EXTRACTED TEXT →
=====
# Peripheral question



## rykin7609 (Mar 2, 2012)

Most times the access point for a peripheral is the femoral artery. How is it coded when the access point is the politeal?
Not only that but say the right popliteal is accessed and the physician takes the cath up and around to the left going to the left SFA, what is the cath placement order when this occurs?

Any thoughts would be greatly appreciated!


----------



## jmcpolin (Mar 2, 2012)

Left popliteal puncture and catheter is moved up to the SFA it is first order 36245


----------



## rykin7609 (Mar 8, 2012)

But if the RIGHT popliteal is the access point and the cath selectivley engages the LEFT SFA how can that be the first order?


----------



## jmcpolin (Mar 8, 2012)

because if you punctured the popliteal and just stayed there it would be 36140, but since you are puncturing the pop and moving the cath up to the sfa it would be 36245


----------



## rykin7609 (Mar 8, 2012)

sorry but I am not sure you understood the question.....then again maybe I didn't clarify. 

The cath moved from the right (leg) to the left (leg). That cannot possibly the first order only. Because the cath moved from the right popliteal, through the right sfa, the right common femoral, the right common iliac, over the bifurication, into the left common iliac, down the left common femoral and into the left sfa. 

Does that help? as you can see it is far more than the first order.....


----------



## dpeoples (Mar 8, 2012)

rykin7600 said:


> sorry but I am not sure you understood the question.....then again maybe I didn't clarify.
=====
DATA EXCERPT →
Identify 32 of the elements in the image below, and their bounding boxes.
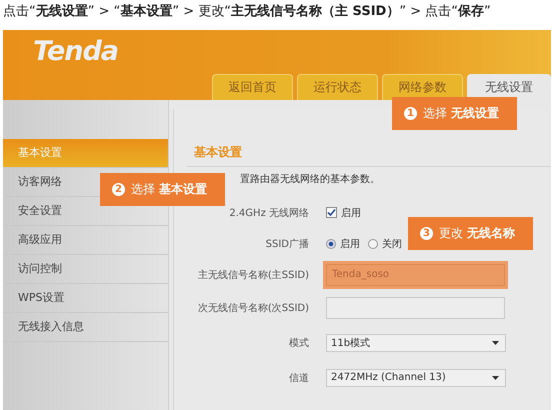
=====
GIVEN REQUEST 1 → Print the passage of the catheter-coding thread word for word, starting with "Not only that" and going on through "when this occurs?".
GIVEN REQUEST 2 → In the catheter-coding thread, the sentence beginning "Because the cath moved from the right popliteal" traces a route. List, in order, each vessel that sentence names.
The lines shown after the thread are separate material, apart from the thread itself.

RESULT 1 →
Not only that but say the right popliteal is accessed and the physician takes the cath up and around to the left going to the left SFA, what is the cath placement order when this occurs?

RESULT 2 →
1. Right popliteal
2. Right SFA
3. Right common femoral
4. Right common iliac
5. Left common iliac
6. Left common femoral
7. Left SFA